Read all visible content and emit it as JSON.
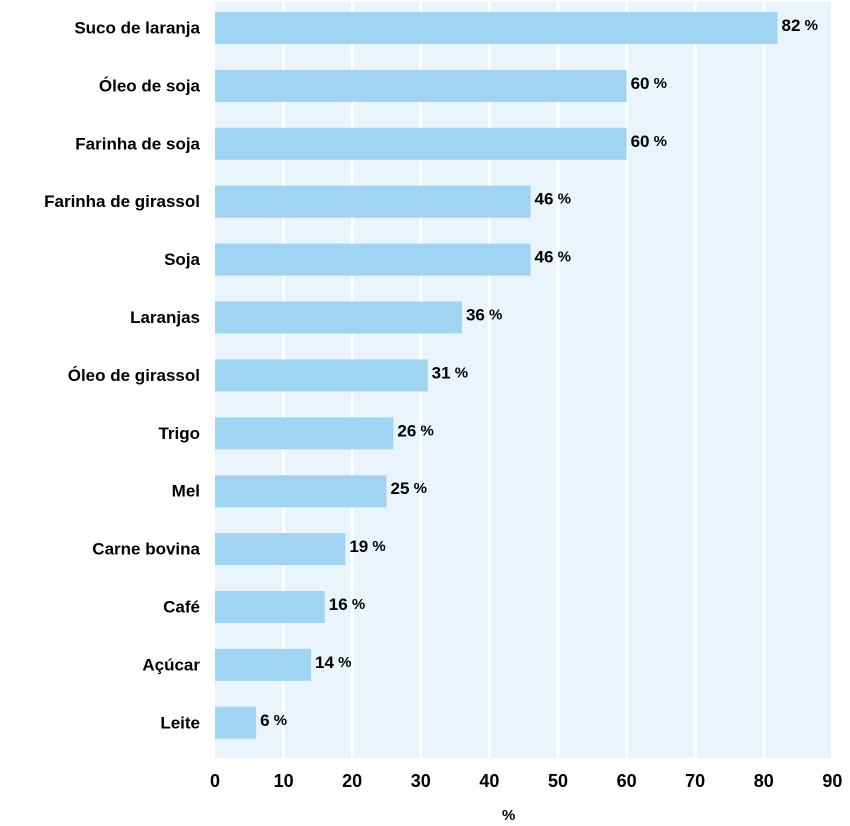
{
  "chart_data": {
    "type": "bar",
    "orientation": "horizontal",
    "categories": [
      "Suco de laranja",
      "Óleo de soja",
      "Farinha de soja",
      "Farinha de girassol",
      "Soja",
      "Laranjas",
      "Óleo de girassol",
      "Trigo",
      "Mel",
      "Carne bovina",
      "Café",
      "Açúcar",
      "Leite"
    ],
    "values": [
      82,
      60,
      60,
      46,
      46,
      36,
      31,
      26,
      25,
      19,
      16,
      14,
      6
    ],
    "value_suffix": "%",
    "xlabel": "%",
    "xlim": [
      0,
      90
    ],
    "xticks": [
      0,
      10,
      20,
      30,
      40,
      50,
      60,
      70,
      80,
      90
    ],
    "grid": "vertical",
    "colors": {
      "bar": "#9fd5f3",
      "plot_background": "#e9f4fc",
      "grid": "#ffffff",
      "text": "#000000"
    }
  }
}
----
▶ Exercise objective: Above are the records; reproduce them exactly and leave out the pictures.

▶ Task result:
Read all visible content and emit it as JSON.
{
  "chart_data": {
    "type": "bar",
    "orientation": "horizontal",
    "categories": [
      "Suco de laranja",
      "Óleo de soja",
      "Farinha de soja",
      "Farinha de girassol",
      "Soja",
      "Laranjas",
      "Óleo de girassol",
      "Trigo",
      "Mel",
      "Carne bovina",
      "Café",
      "Açúcar",
      "Leite"
    ],
    "values": [
      82,
      60,
      60,
      46,
      46,
      36,
      31,
      26,
      25,
      19,
      16,
      14,
      6
    ],
    "value_suffix": "%",
    "xlabel": "%",
    "xlim": [
      0,
      90
    ],
    "xticks": [
      0,
      10,
      20,
      30,
      40,
      50,
      60,
      70,
      80,
      90
    ],
    "grid": "vertical",
    "colors": {
      "bar": "#9fd5f3",
      "plot_background": "#e9f4fc",
      "grid": "#ffffff",
      "text": "#000000"
    }
  }
}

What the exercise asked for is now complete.